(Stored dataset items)
%%

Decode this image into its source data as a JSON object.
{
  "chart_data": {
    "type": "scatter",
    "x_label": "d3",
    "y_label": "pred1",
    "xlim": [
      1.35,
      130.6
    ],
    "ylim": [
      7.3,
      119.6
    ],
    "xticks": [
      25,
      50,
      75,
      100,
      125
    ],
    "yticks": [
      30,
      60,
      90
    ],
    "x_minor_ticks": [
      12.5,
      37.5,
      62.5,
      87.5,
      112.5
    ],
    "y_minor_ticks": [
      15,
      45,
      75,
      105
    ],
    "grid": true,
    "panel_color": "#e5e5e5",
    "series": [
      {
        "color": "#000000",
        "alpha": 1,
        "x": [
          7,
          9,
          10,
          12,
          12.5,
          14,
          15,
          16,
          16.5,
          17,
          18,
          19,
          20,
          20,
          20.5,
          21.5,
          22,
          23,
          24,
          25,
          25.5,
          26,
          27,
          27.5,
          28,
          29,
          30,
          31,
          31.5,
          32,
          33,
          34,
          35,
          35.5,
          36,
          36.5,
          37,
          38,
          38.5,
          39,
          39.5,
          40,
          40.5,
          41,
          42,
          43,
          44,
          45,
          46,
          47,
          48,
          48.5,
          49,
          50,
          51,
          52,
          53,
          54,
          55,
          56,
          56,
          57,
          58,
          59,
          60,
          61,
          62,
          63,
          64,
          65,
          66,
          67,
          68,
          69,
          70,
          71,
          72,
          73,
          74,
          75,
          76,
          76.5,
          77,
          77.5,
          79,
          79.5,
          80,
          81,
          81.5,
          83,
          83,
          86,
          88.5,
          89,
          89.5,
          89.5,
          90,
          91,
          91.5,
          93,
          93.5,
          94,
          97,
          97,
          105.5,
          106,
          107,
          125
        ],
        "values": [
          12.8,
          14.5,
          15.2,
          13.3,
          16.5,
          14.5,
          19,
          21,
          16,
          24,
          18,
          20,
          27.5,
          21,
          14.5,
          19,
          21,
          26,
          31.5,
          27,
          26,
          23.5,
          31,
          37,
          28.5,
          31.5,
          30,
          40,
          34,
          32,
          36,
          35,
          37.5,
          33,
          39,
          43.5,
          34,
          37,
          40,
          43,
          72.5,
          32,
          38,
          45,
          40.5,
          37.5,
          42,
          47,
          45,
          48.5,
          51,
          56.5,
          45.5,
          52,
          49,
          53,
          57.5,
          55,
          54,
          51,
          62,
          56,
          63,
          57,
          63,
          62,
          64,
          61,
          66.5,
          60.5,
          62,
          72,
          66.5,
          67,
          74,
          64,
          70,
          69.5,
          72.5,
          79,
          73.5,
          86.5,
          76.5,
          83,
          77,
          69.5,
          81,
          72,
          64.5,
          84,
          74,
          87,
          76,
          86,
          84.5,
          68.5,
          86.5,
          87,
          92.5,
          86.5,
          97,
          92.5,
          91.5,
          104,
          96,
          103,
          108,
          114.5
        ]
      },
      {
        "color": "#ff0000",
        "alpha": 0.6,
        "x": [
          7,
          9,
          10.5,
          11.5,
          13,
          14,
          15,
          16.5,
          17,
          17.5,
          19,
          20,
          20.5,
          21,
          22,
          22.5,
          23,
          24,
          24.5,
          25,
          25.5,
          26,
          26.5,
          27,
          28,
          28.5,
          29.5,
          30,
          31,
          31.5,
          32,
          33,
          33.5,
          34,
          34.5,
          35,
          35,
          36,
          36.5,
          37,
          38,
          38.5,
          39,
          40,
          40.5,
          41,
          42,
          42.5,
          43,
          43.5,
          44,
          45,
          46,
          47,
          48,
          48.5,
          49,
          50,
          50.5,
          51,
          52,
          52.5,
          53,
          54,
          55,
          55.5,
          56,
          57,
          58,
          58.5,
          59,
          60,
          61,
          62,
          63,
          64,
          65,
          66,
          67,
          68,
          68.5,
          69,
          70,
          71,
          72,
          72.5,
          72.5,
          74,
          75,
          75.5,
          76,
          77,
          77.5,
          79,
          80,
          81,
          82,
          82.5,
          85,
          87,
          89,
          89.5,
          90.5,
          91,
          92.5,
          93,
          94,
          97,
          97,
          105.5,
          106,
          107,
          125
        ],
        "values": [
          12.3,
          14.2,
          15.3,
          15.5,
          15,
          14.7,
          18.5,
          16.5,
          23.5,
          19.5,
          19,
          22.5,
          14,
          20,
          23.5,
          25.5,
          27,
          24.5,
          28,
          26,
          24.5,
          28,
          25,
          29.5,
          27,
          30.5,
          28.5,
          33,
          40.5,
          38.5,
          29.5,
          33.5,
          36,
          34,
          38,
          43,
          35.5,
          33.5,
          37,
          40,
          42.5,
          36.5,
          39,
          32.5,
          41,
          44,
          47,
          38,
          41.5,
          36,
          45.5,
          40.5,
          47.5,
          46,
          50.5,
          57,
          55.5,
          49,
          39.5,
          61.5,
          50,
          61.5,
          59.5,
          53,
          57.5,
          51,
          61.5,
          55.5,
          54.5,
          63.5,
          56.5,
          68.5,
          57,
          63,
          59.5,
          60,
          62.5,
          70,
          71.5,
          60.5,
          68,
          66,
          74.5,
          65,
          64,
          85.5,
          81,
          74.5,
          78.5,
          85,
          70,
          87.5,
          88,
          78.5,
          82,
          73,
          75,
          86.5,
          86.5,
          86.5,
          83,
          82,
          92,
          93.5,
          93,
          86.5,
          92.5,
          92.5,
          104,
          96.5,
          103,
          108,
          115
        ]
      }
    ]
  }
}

%%

● EXERCISE: Extract all lines as given.

● TASK OUTPUT:
Decode this image into its source data as a JSON object.
{
  "chart_data": {
    "type": "scatter",
    "x_label": "d3",
    "y_label": "pred1",
    "xlim": [
      1.35,
      130.6
    ],
    "ylim": [
      7.3,
      119.6
    ],
    "xticks": [
      25,
      50,
      75,
      100,
      125
    ],
    "yticks": [
      30,
      60,
      90
    ],
    "x_minor_ticks": [
      12.5,
      37.5,
      62.5,
      87.5,
      112.5
    ],
    "y_minor_ticks": [
      15,
      45,
      75,
      105
    ],
    "grid": true,
    "panel_color": "#e5e5e5",
    "series": [
      {
        "color": "#000000",
        "alpha": 1,
        "x": [
          7,
          9,
          10,
          12,
          12.5,
          14,
          15,
          16,
          16.5,
          17,
          18,
          19,
          20,
          20,
          20.5,
          21.5,
          22,
          23,
          24,
          25,
          25.5,
          26,
          27,
          27.5,
          28,
          29,
          30,
          31,
          31.5,
          32,
          33,
          34,
          35,
          35.5,
          36,
          36.5,
          37,
          38,
          38.5,
          39,
          39.5,
          40,
          40.5,
          41,
          42,
          43,
          44,
          45,
          46,
          47,
          48,
          48.5,
          49,
          50,
          51,
          52,
          53,
          54,
          55,
          56,
          56,
          57,
          58,
          59,
          60,
          61,
          62,
          63,
          64,
          65,
          66,
          67,
          68,
          69,
          70,
          71,
          72,
          73,
          74,
          75,
          76,
          76.5,
          77,
          77.5,
          79,
          79.5,
          80,
          81,
          81.5,
          83,
          83,
          86,
          88.5,
          89,
          89.5,
          89.5,
          90,
          91,
          91.5,
          93,
          93.5,
          94,
          97,
          97,
          105.5,
          106,
          107,
          125
        ],
        "values": [
          12.8,
          14.5,
          15.2,
          13.3,
          16.5,
          14.5,
          19,
          21,
          16,
          24,
          18,
          20,
          27.5,
          21,
          14.5,
          19,
          21,
          26,
          31.5,
          27,
          26,
          23.5,
          31,
          37,
          28.5,
          31.5,
          30,
          40,
          34,
          32,
          36,
          35,
          37.5,
          33,
          39,
          43.5,
          34,
          37,
          40,
          43,
          72.5,
          32,
          38,
          45,
          40.5,
          37.5,
          42,
          47,
          45,
          48.5,
          51,
          56.5,
          45.5,
          52,
          49,
          53,
          57.5,
          55,
          54,
          51,
          62,
          56,
          63,
          57,
          63,
          62,
          64,
          61,
          66.5,
          60.5,
          62,
          72,
          66.5,
          67,
          74,
          64,
          70,
          69.5,
          72.5,
          79,
          73.5,
          86.5,
          76.5,
          83,
          77,
          69.5,
          81,
          72,
          64.5,
          84,
          74,
          87,
          76,
          86,
          84.5,
          68.5,
          86.5,
          87,
          92.5,
          86.5,
          97,
          92.5,
          91.5,
          104,
          96,
          103,
          108,
          114.5
        ]
      },
      {
        "color": "#ff0000",
        "alpha": 0.6,
        "x": [
          7,
          9,
          10.5,
          11.5,
          13,
          14,
          15,
          16.5,
          17,
          17.5,
          19,
          20,
          20.5,
          21,
          22,
          22.5,
          23,
          24,
          24.5,
          25,
          25.5,
          26,
          26.5,
          27,
          28,
          28.5,
          29.5,
          30,
          31,
          31.5,
          32,
          33,
          33.5,
          34,
          34.5,
          35,
          35,
          36,
          36.5,
          37,
          38,
          38.5,
          39,
          40,
          40.5,
          41,
          42,
          42.5,
          43,
          43.5,
          44,
          45,
          46,
          47,
          48,
          48.5,
          49,
          50,
          50.5,
          51,
          52,
          52.5,
          53,
          54,
          55,
          55.5,
          56,
          57,
          58,
          58.5,
          59,
          60,
          61,
          62,
          63,
          64,
          65,
          66,
          67,
          68,
          68.5,
          69,
          70,
          71,
          72,
          72.5,
          72.5,
          74,
          75,
          75.5,
          76,
          77,
          77.5,
          79,
          80,
          81,
          82,
          82.5,
          85,
          87,
          89,
          89.5,
          90.5,
          91,
          92.5,
          93,
          94,
          97,
          97,
          105.5,
          106,
          107,
          125
        ],
        "values": [
          12.3,
          14.2,
          15.3,
          15.5,
          15,
          14.7,
          18.5,
          16.5,
          23.5,
          19.5,
          19,
          22.5,
          14,
          20,
          23.5,
          25.5,
          27,
          24.5,
          28,
          26,
          24.5,
          28,
          25,
          29.5,
          27,
          30.5,
          28.5,
          33,
          40.5,
          38.5,
          29.5,
          33.5,
          36,
          34,
          38,
          43,
          35.5,
          33.5,
          37,
          40,
          42.5,
          36.5,
          39,
          32.5,
          41,
          44,
          47,
          38,
          41.5,
          36,
          45.5,
          40.5,
          47.5,
          46,
          50.5,
          57,
          55.5,
          49,
          39.5,
          61.5,
          50,
          61.5,
          59.5,
          53,
          57.5,
          51,
          61.5,
          55.5,
          54.5,
          63.5,
          56.5,
          68.5,
          57,
          63,
          59.5,
          60,
          62.5,
          70,
          71.5,
          60.5,
          68,
          66,
          74.5,
          65,
          64,
          85.5,
          81,
          74.5,
          78.5,
          85,
          70,
          87.5,
          88,
          78.5,
          82,
          73,
          75,
          86.5,
          86.5,
          86.5,
          83,
          82,
          92,
          93.5,
          93,
          86.5,
          92.5,
          92.5,
          104,
          96.5,
          103,
          108,
          115
        ]
      }
    ]
  }
}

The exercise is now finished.